## WHAT YOU HAVE TO DO
Only the lines from the line containing "What data was" through the final line of the entries should be printed, exactly as given, with the pictures left out.

======== INFORMATION GIVEN

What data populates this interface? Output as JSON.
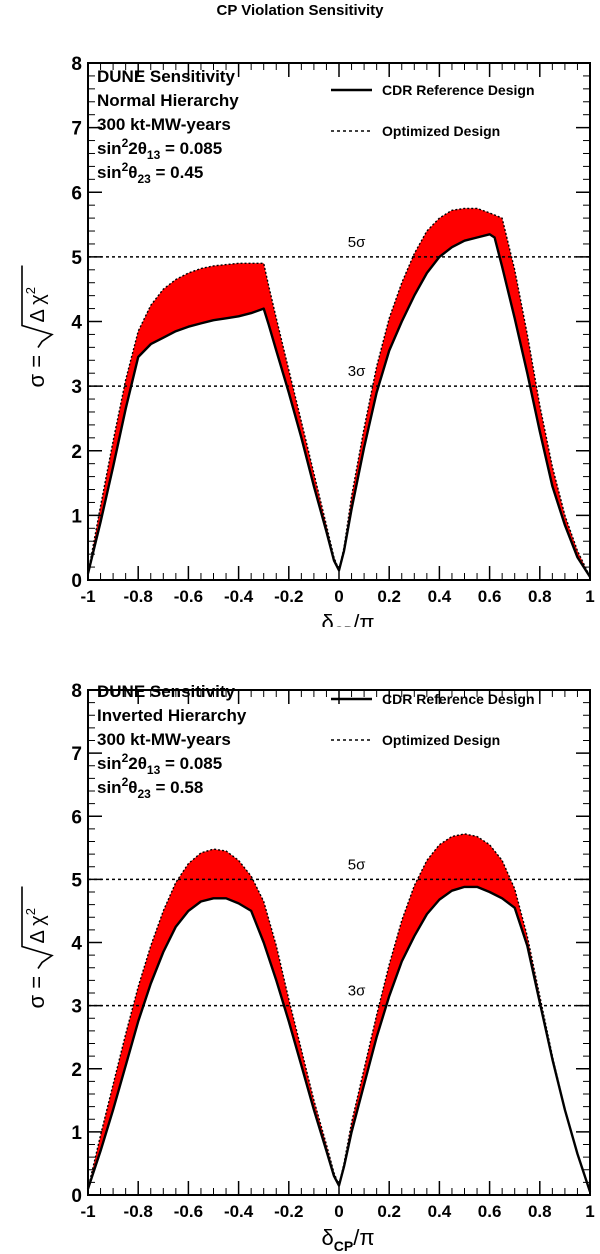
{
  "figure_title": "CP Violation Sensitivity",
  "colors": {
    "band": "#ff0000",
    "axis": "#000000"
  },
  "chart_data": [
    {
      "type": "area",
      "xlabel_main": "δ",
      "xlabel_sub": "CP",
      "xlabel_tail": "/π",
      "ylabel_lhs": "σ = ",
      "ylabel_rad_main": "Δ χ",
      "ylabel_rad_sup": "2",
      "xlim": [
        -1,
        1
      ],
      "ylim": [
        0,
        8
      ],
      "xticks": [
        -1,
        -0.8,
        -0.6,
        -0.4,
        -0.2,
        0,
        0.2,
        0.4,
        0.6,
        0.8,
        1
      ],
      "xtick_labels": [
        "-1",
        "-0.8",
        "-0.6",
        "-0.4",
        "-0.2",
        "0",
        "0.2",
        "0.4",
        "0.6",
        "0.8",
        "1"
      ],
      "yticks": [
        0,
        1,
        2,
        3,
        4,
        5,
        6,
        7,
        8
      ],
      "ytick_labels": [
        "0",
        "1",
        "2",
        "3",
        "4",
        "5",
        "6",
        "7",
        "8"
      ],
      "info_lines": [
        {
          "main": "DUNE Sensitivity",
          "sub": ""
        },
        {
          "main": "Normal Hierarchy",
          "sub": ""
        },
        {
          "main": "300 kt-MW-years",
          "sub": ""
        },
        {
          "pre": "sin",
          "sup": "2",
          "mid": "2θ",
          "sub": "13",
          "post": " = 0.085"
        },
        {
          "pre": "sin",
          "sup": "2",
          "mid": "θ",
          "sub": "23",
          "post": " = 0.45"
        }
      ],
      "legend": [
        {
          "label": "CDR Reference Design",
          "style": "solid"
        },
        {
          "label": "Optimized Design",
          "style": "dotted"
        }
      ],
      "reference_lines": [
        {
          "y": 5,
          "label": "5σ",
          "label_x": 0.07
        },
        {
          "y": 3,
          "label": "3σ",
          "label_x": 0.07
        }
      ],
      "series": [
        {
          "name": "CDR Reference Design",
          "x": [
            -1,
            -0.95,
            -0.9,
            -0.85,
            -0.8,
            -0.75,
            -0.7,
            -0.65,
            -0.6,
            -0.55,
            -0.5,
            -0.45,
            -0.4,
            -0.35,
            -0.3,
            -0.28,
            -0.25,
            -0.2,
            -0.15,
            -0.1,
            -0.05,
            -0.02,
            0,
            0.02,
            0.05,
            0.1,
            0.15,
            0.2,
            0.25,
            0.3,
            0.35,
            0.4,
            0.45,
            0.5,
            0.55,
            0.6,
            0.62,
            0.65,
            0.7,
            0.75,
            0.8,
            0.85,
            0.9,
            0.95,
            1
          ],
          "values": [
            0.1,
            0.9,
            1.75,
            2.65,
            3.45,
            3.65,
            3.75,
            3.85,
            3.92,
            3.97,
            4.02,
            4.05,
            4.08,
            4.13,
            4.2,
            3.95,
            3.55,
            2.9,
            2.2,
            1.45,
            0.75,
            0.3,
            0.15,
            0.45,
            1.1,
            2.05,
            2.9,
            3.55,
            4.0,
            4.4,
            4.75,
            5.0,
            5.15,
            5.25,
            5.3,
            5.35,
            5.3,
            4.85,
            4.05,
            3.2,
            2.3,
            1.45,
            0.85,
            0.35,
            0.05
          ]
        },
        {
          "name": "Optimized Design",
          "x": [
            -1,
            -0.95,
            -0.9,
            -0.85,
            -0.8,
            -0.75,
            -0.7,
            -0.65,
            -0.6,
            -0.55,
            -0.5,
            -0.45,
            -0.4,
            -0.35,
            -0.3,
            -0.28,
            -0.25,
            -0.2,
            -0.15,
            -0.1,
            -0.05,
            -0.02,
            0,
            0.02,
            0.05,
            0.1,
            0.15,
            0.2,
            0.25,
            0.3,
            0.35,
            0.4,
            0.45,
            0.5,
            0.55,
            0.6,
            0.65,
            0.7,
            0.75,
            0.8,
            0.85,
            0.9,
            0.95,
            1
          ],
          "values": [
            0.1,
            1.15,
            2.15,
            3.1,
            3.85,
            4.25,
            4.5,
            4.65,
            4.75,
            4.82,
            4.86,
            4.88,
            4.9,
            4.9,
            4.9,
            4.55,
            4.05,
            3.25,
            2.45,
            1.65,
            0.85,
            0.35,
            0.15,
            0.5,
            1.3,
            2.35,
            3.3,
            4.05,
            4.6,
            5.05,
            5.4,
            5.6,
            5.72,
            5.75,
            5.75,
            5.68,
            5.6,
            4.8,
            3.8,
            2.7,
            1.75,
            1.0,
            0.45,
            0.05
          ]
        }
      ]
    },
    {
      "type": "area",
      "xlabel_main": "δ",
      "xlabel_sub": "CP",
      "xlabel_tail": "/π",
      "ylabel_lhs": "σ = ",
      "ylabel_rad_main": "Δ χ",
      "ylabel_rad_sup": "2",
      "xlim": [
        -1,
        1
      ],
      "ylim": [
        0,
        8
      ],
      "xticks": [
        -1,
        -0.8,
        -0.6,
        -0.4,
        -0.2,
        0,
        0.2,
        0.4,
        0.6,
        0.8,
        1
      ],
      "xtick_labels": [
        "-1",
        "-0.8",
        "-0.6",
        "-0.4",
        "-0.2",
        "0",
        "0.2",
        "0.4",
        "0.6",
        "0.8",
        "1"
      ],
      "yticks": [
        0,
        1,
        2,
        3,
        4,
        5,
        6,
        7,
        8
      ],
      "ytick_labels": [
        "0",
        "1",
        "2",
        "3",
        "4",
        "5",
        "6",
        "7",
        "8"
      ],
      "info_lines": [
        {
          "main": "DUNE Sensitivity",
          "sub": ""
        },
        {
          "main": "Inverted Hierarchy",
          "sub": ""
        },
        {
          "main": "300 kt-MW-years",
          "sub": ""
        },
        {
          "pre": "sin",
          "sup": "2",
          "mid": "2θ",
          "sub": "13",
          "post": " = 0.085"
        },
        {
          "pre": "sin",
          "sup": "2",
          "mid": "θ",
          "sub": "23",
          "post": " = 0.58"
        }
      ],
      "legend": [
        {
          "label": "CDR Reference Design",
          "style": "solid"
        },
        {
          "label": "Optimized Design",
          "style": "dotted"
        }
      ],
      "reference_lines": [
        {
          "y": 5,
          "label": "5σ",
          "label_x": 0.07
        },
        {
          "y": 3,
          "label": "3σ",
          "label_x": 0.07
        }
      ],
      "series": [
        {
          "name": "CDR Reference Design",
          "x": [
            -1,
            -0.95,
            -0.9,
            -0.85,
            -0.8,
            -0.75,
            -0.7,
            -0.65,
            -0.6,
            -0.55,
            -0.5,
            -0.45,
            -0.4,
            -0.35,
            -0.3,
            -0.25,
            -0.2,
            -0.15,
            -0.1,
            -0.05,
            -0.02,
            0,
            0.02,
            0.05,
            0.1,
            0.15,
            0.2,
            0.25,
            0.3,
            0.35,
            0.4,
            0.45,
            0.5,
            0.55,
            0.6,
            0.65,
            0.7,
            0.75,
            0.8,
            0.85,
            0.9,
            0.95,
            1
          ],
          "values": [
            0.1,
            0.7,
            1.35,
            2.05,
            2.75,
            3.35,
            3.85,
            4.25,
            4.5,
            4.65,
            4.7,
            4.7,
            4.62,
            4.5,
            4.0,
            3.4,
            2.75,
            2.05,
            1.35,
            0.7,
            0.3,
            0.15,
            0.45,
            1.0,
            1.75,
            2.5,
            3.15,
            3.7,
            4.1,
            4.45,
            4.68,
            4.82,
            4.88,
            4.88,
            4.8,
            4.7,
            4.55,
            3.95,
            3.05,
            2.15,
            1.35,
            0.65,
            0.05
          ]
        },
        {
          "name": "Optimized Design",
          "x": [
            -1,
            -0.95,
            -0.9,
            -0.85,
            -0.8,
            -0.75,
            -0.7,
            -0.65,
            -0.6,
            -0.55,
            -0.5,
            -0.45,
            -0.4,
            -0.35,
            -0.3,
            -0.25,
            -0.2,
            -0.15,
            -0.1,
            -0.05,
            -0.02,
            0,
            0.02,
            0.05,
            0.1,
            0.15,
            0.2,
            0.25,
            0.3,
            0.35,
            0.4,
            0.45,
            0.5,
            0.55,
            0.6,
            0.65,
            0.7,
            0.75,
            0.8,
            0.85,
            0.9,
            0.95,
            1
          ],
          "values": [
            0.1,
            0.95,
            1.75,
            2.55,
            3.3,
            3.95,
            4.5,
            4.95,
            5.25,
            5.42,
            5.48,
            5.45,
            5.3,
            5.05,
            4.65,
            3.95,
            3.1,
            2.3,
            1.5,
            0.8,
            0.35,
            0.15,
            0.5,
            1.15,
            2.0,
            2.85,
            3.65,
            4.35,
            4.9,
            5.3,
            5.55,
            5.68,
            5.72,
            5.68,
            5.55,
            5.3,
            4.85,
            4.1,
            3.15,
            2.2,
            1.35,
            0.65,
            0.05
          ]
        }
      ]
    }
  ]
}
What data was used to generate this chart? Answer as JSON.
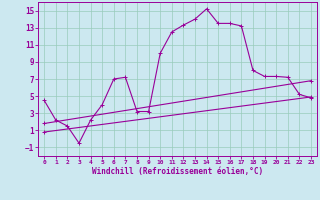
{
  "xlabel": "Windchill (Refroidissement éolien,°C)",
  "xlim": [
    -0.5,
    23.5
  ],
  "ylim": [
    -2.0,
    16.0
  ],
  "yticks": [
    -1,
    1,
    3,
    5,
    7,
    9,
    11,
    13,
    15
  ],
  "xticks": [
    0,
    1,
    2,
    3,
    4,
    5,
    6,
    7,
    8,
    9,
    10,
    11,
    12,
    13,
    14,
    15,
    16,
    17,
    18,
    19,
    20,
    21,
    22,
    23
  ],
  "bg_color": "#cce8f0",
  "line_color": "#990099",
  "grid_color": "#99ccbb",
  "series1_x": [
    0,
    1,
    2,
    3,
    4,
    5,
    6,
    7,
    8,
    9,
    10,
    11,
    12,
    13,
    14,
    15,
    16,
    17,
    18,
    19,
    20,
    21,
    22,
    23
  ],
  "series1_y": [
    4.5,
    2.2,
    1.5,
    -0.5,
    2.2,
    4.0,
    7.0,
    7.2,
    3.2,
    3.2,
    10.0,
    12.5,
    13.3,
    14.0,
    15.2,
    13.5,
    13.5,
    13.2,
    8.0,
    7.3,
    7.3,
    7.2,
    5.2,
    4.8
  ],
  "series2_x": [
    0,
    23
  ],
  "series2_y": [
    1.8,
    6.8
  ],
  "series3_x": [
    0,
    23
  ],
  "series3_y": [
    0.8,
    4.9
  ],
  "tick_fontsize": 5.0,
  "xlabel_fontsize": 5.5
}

================

## REPLY
What data was used to generate this chart? Answer as JSON.
{
  "xlabel": "Windchill (Refroidissement éolien,°C)",
  "xlim": [
    -0.5,
    23.5
  ],
  "ylim": [
    -2.0,
    16.0
  ],
  "yticks": [
    -1,
    1,
    3,
    5,
    7,
    9,
    11,
    13,
    15
  ],
  "xticks": [
    0,
    1,
    2,
    3,
    4,
    5,
    6,
    7,
    8,
    9,
    10,
    11,
    12,
    13,
    14,
    15,
    16,
    17,
    18,
    19,
    20,
    21,
    22,
    23
  ],
  "bg_color": "#cce8f0",
  "line_color": "#990099",
  "grid_color": "#99ccbb",
  "series1_x": [
    0,
    1,
    2,
    3,
    4,
    5,
    6,
    7,
    8,
    9,
    10,
    11,
    12,
    13,
    14,
    15,
    16,
    17,
    18,
    19,
    20,
    21,
    22,
    23
  ],
  "series1_y": [
    4.5,
    2.2,
    1.5,
    -0.5,
    2.2,
    4.0,
    7.0,
    7.2,
    3.2,
    3.2,
    10.0,
    12.5,
    13.3,
    14.0,
    15.2,
    13.5,
    13.5,
    13.2,
    8.0,
    7.3,
    7.3,
    7.2,
    5.2,
    4.8
  ],
  "series2_x": [
    0,
    23
  ],
  "series2_y": [
    1.8,
    6.8
  ],
  "series3_x": [
    0,
    23
  ],
  "series3_y": [
    0.8,
    4.9
  ],
  "tick_fontsize": 5.0,
  "xlabel_fontsize": 5.5
}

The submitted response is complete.